The request: Find how many lines contain "Авансы" and state only that number.

Data for the task:
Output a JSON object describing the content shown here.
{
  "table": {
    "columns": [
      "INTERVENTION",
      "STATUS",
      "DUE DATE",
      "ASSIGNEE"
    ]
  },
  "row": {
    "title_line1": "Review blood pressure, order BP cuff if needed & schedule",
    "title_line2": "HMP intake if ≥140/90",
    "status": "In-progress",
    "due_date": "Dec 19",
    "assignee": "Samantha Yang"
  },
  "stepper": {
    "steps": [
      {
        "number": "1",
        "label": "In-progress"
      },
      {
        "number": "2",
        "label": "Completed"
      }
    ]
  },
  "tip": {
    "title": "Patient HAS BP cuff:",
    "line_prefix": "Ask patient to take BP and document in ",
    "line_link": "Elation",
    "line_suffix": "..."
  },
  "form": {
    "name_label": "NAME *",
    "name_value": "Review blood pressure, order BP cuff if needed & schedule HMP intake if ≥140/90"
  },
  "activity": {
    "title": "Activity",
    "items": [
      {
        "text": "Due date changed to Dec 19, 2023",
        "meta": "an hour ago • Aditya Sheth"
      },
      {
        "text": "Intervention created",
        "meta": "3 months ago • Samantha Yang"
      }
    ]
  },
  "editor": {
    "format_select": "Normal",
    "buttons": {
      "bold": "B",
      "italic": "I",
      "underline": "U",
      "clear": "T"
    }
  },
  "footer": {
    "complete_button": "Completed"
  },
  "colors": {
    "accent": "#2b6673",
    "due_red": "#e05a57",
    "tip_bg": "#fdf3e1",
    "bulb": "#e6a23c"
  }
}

--

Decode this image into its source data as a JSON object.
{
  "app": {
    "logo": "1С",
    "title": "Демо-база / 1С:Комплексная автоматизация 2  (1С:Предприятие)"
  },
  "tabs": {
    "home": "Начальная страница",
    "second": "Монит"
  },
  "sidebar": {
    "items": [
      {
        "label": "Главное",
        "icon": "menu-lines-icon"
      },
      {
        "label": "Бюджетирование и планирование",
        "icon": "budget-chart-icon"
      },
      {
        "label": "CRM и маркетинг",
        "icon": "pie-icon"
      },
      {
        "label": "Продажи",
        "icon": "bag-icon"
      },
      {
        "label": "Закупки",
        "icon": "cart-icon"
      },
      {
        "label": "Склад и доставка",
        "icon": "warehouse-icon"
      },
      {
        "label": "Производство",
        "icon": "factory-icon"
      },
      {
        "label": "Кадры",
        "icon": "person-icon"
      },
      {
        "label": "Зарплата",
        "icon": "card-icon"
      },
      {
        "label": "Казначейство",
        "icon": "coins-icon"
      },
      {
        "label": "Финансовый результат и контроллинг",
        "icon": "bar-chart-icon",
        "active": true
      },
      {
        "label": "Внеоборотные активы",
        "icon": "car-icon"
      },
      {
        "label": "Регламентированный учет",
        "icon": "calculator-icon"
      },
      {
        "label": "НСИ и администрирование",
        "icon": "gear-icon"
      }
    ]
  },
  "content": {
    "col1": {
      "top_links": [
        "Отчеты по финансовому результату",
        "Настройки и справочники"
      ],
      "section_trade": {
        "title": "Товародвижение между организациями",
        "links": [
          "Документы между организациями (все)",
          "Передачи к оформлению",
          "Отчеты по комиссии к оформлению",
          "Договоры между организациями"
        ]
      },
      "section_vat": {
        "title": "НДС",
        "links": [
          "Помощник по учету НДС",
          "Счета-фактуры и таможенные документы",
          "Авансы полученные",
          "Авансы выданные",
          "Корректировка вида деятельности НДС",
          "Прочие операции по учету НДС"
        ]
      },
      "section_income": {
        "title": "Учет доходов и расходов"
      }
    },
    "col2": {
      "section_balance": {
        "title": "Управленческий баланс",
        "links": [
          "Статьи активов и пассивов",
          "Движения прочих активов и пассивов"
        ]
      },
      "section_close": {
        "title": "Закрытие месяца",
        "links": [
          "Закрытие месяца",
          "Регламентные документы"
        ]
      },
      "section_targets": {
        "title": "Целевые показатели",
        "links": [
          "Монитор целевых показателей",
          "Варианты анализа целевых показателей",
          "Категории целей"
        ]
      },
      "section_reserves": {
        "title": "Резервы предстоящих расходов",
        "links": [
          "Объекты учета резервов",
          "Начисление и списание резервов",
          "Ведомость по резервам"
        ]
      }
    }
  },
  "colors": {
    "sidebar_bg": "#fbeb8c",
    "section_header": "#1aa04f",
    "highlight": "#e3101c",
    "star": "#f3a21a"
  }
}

Finished task: 2